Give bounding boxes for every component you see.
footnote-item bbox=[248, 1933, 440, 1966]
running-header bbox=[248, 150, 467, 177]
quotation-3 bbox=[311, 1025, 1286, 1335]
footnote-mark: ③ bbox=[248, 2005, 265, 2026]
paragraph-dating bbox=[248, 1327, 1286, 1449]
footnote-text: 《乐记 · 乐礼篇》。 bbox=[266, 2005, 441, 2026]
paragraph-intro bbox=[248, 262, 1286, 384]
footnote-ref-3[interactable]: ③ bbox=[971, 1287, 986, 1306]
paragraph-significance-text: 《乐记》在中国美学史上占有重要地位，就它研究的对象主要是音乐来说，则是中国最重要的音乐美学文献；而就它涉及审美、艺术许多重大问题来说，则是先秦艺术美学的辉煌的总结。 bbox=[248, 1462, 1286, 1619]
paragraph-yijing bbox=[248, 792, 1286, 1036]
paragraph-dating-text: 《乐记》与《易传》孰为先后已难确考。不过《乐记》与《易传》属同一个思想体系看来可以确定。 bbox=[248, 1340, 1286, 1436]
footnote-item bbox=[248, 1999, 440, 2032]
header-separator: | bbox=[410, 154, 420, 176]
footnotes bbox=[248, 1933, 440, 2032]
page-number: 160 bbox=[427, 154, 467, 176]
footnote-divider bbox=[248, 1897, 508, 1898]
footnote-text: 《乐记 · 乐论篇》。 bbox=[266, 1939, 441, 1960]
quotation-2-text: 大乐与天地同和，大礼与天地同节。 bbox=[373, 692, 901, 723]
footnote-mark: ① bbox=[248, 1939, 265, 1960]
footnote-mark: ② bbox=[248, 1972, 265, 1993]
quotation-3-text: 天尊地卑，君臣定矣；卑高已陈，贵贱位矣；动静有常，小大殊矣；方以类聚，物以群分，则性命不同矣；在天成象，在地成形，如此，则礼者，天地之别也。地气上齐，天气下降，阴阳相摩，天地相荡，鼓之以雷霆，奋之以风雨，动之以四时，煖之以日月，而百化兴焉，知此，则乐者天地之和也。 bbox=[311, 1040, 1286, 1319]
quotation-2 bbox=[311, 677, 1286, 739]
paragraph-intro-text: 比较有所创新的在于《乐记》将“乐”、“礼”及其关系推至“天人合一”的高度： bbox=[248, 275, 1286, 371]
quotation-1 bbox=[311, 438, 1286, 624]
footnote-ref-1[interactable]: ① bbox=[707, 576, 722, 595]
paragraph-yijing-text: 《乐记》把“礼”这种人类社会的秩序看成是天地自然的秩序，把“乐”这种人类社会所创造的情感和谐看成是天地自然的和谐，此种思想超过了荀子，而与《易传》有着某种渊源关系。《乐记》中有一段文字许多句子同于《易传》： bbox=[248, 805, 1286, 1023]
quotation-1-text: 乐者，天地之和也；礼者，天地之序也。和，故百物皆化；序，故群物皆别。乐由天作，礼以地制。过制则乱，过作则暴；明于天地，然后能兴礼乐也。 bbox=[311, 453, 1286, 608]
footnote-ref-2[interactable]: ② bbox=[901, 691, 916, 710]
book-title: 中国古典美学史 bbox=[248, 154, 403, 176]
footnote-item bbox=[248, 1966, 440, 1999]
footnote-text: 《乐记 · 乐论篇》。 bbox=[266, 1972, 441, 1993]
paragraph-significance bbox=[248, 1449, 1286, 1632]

| REQUEST |
Output all the lines above as a JSON array of strings, one string per line, with any blank lines omitted.

| FINAL RESULT |
[
  "Give bounding boxes for every component you see.",
  "footnote-item bbox=[248, 1933, 440, 1966]",
  "running-header bbox=[248, 150, 467, 177]",
  "quotation-3 bbox=[311, 1025, 1286, 1335]",
  "footnote-mark: ③ bbox=[248, 2005, 265, 2026]",
  "paragraph-dating bbox=[248, 1327, 1286, 1449]",
  "footnote-text: 《乐记 · 乐礼篇》。 bbox=[266, 2005, 441, 2026]",
  "paragraph-intro bbox=[248, 262, 1286, 384]",
  "footnote-ref-3[interactable]: ③ bbox=[971, 1287, 986, 1306]",
  "paragraph-significance-text: 《乐记》在中国美学史上占有重要地位，就它研究的对象主要是音乐来说，则是中国最重要的音乐美学文献；而就它涉及审美、艺术许多重大问题来说，则是先秦艺术美学的辉煌的总结。 bbox=[248, 1462, 1286, 1619]",
  "paragraph-yijing bbox=[248, 792, 1286, 1036]",
  "paragraph-dating-text: 《乐记》与《易传》孰为先后已难确考。不过《乐记》与《易传》属同一个思想体系看来可以确定。 bbox=[248, 1340, 1286, 1436]",
  "footnote-item bbox=[248, 1999, 440, 2032]",
  "header-separator: | bbox=[410, 154, 420, 176]",
  "footnotes bbox=[248, 1933, 440, 2032]",
  "page-number: 160 bbox=[427, 154, 467, 176]",
  "footnote-divider bbox=[248, 1897, 508, 1898]",
  "footnote-text: 《乐记 · 乐论篇》。 bbox=[266, 1939, 441, 1960]",
  "quotation-2-text: 大乐与天地同和，大礼与天地同节。 bbox=[373, 692, 901, 723]",
  "footnote-mark: ① bbox=[248, 1939, 265, 1960]",
  "footnote-mark: ② bbox=[248, 1972, 265, 1993]",
  "quotation-3-text: 天尊地卑，君臣定矣；卑高已陈，贵贱位矣；动静有常，小大殊矣；方以类聚，物以群分，则性命不同矣；在天成象，在地成形，如此，则礼者，天地之别也。地气上齐，天气下降，阴阳相摩，天地相荡，鼓之以雷霆，奋之以风雨，动之以四时，煖之以日月，而百化兴焉，知此，则乐者天地之和也。 bbox=[311, 1040, 1286, 1319]",
  "quotation-2 bbox=[311, 677, 1286, 739]",
  "paragraph-intro-text: 比较有所创新的在于《乐记》将“乐”、“礼”及其关系推至“天人合一”的高度： bbox=[248, 275, 1286, 371]",
  "quotation-1 bbox=[311, 438, 1286, 624]",
  "footnote-ref-1[interactable]: ① bbox=[707, 576, 722, 595]",
  "paragraph-yijing-text: 《乐记》把“礼”这种人类社会的秩序看成是天地自然的秩序，把“乐”这种人类社会所创造的情感和谐看成是天地自然的和谐，此种思想超过了荀子，而与《易传》有着某种渊源关系。《乐记》中有一段文字许多句子同于《易传》： bbox=[248, 805, 1286, 1023]",
  "quotation-1-text: 乐者，天地之和也；礼者，天地之序也。和，故百物皆化；序，故群物皆别。乐由天作，礼以地制。过制则乱，过作则暴；明于天地，然后能兴礼乐也。 bbox=[311, 453, 1286, 608]",
  "footnote-ref-2[interactable]: ② bbox=[901, 691, 916, 710]",
  "book-title: 中国古典美学史 bbox=[248, 154, 403, 176]",
  "footnote-item bbox=[248, 1966, 440, 1999]",
  "footnote-text: 《乐记 · 乐论篇》。 bbox=[266, 1972, 441, 1993]",
  "paragraph-significance bbox=[248, 1449, 1286, 1632]"
]